## RAW RECORDS
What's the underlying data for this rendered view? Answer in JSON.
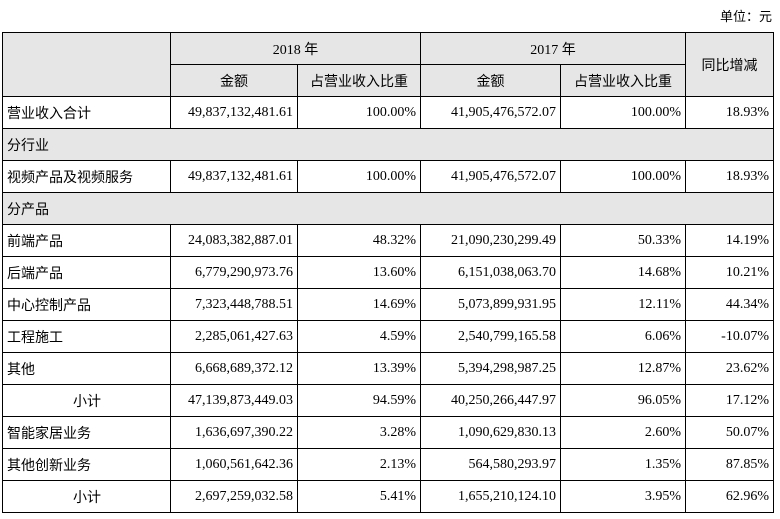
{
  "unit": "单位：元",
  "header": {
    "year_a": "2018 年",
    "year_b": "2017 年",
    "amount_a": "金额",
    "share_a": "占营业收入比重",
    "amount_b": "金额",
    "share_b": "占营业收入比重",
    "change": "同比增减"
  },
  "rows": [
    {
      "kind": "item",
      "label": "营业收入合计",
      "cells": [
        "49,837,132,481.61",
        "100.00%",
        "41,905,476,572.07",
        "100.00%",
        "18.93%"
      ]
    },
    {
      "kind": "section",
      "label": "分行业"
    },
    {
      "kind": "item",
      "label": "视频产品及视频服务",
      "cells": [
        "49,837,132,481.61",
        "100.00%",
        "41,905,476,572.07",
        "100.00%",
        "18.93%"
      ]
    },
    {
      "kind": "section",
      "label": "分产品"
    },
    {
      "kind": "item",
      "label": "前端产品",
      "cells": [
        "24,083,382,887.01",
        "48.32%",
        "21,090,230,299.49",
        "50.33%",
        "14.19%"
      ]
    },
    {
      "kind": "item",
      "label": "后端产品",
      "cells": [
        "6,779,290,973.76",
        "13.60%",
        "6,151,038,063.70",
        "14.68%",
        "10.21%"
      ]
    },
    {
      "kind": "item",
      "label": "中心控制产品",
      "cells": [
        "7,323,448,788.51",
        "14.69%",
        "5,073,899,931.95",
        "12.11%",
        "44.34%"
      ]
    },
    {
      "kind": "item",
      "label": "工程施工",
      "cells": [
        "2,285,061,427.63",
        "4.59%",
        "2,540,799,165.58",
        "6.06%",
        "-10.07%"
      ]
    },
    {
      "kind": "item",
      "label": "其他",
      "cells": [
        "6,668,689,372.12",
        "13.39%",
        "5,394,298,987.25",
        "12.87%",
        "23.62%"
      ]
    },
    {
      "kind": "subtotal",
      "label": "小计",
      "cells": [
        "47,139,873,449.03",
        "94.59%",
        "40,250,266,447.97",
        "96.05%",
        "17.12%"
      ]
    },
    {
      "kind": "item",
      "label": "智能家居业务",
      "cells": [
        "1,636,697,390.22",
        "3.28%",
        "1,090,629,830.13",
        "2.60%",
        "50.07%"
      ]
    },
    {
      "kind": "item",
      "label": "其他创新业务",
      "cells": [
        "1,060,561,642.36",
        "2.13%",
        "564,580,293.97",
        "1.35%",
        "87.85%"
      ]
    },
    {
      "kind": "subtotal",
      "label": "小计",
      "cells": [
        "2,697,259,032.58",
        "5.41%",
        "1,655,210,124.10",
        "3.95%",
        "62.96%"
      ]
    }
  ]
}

...

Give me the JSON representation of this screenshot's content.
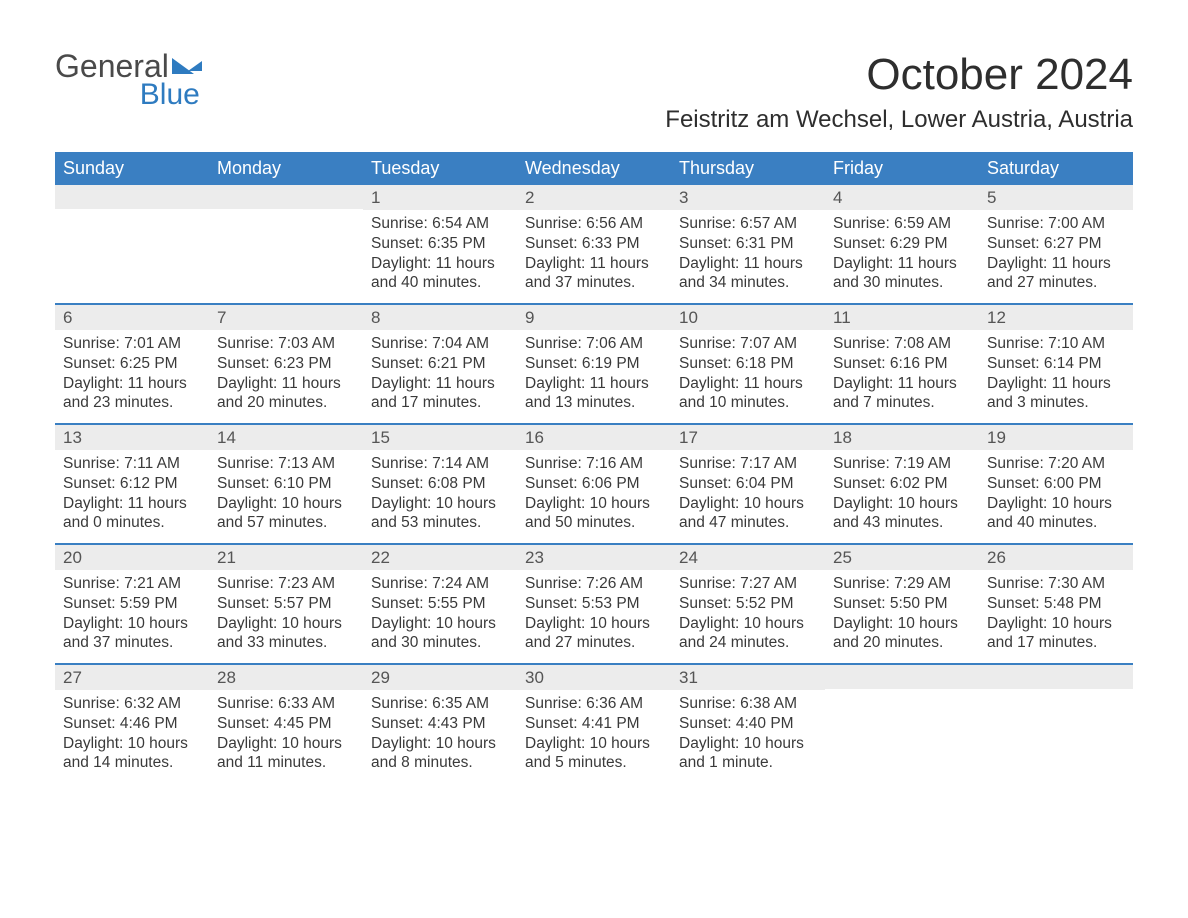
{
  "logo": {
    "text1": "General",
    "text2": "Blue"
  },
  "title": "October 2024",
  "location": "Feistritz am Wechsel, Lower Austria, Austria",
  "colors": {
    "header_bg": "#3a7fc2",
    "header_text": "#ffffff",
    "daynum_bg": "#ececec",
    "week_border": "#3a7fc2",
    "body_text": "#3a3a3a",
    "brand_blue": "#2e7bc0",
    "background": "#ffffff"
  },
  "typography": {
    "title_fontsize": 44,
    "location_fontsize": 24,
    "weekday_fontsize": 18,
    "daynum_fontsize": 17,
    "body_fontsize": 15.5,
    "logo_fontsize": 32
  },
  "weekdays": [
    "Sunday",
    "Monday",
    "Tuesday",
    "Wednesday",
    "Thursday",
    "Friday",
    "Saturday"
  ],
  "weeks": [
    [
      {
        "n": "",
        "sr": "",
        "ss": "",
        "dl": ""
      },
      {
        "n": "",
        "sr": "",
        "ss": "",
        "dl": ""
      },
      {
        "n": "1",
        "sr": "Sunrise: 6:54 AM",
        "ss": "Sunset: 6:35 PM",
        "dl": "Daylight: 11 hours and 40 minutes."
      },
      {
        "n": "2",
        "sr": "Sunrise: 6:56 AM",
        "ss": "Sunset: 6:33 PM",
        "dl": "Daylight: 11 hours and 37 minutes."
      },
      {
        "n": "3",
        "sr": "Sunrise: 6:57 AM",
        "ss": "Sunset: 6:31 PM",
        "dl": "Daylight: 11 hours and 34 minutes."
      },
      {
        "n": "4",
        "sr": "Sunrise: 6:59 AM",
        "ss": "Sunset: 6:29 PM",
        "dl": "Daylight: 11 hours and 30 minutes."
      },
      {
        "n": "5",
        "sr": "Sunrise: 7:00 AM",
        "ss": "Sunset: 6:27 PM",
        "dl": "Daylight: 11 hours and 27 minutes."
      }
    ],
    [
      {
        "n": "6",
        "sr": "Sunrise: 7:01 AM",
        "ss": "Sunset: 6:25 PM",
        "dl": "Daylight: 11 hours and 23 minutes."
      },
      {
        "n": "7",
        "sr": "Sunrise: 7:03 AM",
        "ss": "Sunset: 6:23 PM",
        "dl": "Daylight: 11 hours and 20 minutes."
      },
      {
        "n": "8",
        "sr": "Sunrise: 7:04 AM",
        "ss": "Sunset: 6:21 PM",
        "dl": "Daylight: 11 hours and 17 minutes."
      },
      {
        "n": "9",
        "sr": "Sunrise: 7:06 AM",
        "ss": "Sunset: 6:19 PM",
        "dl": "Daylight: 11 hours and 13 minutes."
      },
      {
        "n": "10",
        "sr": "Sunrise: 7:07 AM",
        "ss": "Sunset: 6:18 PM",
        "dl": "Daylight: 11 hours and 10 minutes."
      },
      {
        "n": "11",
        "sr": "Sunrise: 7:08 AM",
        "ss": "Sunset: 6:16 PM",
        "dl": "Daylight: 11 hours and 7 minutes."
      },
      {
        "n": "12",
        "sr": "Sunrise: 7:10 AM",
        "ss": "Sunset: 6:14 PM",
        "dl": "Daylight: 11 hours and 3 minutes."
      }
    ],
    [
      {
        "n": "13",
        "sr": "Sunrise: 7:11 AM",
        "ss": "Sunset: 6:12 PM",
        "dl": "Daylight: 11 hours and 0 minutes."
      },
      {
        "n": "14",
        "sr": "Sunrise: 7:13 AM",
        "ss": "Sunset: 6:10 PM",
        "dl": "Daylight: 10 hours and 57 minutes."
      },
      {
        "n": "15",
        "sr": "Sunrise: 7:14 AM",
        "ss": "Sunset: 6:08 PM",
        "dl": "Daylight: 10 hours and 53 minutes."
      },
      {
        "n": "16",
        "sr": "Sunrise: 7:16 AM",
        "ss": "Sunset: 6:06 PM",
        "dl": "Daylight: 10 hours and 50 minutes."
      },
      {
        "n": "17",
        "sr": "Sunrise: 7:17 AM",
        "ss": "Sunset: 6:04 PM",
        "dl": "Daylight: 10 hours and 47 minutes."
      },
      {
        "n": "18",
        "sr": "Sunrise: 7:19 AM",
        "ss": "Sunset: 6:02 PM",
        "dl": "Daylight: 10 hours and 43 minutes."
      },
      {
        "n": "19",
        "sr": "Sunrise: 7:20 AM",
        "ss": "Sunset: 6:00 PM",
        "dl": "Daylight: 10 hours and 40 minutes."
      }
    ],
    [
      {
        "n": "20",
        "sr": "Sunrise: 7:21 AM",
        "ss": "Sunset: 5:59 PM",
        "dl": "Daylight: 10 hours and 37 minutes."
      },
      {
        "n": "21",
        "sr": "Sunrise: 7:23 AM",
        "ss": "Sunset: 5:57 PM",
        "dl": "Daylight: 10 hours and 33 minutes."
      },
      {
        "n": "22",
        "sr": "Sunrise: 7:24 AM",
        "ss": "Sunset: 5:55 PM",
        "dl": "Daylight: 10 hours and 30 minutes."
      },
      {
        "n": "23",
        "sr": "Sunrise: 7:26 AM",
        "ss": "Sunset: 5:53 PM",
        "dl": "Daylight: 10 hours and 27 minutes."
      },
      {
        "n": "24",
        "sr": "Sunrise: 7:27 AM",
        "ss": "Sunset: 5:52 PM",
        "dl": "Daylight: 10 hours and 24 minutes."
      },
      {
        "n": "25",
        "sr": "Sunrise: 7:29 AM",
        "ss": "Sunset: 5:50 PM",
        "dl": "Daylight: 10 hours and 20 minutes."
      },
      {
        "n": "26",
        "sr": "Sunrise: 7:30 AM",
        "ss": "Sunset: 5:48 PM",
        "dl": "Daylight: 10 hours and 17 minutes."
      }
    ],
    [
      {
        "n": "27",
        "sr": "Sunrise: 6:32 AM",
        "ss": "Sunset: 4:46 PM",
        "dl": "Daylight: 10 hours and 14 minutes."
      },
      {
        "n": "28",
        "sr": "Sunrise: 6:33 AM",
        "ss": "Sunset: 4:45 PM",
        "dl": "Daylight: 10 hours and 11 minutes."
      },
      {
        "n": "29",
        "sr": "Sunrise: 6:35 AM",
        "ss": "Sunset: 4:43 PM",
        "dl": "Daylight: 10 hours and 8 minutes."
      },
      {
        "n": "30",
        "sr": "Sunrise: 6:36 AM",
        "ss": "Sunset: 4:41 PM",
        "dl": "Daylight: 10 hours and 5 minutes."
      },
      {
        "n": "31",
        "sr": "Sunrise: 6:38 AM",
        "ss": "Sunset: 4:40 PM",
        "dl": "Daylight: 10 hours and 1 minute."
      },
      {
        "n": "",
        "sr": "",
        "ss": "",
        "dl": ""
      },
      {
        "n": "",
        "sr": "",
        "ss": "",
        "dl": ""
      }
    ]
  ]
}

--

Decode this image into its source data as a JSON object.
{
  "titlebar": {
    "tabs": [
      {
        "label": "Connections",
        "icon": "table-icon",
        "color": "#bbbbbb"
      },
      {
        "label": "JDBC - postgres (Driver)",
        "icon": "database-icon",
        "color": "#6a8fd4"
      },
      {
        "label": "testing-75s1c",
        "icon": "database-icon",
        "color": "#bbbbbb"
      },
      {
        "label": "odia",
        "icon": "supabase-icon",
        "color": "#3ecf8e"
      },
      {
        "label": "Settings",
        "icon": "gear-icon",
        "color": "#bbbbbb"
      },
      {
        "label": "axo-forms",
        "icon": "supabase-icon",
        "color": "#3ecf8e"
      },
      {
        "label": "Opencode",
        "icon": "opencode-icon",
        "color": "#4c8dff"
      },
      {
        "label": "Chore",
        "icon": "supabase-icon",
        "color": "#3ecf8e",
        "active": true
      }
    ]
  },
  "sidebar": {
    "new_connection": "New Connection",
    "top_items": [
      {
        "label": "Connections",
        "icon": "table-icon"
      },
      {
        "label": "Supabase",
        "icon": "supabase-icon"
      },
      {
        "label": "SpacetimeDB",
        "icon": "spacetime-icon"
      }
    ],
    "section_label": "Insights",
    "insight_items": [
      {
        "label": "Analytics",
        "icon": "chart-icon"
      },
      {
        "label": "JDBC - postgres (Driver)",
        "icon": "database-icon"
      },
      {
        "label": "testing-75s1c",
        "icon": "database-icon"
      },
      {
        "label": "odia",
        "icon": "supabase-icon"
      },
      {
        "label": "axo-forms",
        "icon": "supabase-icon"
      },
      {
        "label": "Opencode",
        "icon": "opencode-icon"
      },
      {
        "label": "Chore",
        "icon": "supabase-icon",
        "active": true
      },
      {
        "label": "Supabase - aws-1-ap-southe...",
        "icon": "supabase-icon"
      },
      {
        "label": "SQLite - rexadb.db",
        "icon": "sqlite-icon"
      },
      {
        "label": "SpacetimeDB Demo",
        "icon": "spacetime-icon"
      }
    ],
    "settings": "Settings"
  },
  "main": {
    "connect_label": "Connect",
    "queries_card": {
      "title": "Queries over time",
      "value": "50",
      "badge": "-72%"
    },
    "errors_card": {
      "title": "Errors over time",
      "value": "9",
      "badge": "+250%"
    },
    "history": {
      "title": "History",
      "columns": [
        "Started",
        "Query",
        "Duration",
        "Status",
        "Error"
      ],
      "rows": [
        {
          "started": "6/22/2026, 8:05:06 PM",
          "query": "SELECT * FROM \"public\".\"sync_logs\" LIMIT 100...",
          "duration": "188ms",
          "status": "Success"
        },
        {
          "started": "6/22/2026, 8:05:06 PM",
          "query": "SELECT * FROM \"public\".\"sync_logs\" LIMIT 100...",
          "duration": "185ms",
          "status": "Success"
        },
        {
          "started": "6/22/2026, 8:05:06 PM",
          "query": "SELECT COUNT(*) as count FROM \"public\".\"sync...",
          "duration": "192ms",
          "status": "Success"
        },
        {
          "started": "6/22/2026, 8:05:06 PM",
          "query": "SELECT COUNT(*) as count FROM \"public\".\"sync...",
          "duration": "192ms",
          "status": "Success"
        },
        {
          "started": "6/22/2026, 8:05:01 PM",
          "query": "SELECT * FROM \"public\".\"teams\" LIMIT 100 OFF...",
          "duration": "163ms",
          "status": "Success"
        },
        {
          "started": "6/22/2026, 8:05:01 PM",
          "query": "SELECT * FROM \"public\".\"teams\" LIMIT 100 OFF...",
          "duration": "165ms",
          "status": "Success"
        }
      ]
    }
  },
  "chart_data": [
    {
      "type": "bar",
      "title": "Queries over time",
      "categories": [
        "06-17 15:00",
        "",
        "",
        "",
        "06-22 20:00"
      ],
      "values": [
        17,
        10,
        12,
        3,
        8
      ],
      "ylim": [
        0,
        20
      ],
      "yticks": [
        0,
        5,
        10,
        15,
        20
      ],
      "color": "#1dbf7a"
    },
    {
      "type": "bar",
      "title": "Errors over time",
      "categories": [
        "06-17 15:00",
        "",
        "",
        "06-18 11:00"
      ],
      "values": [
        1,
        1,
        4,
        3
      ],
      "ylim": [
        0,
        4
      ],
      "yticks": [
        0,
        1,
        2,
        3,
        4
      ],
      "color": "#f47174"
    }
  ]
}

## YOUR OBJECTIVE
Gather all the lines that include the word "JSON" and copy them out.

## FINISHED TASK
What's the underlying data for this rendered view? Answer in JSON.
Give me the JSON representation of this screenshot's content.
Decode this image into its source data as a JSON object.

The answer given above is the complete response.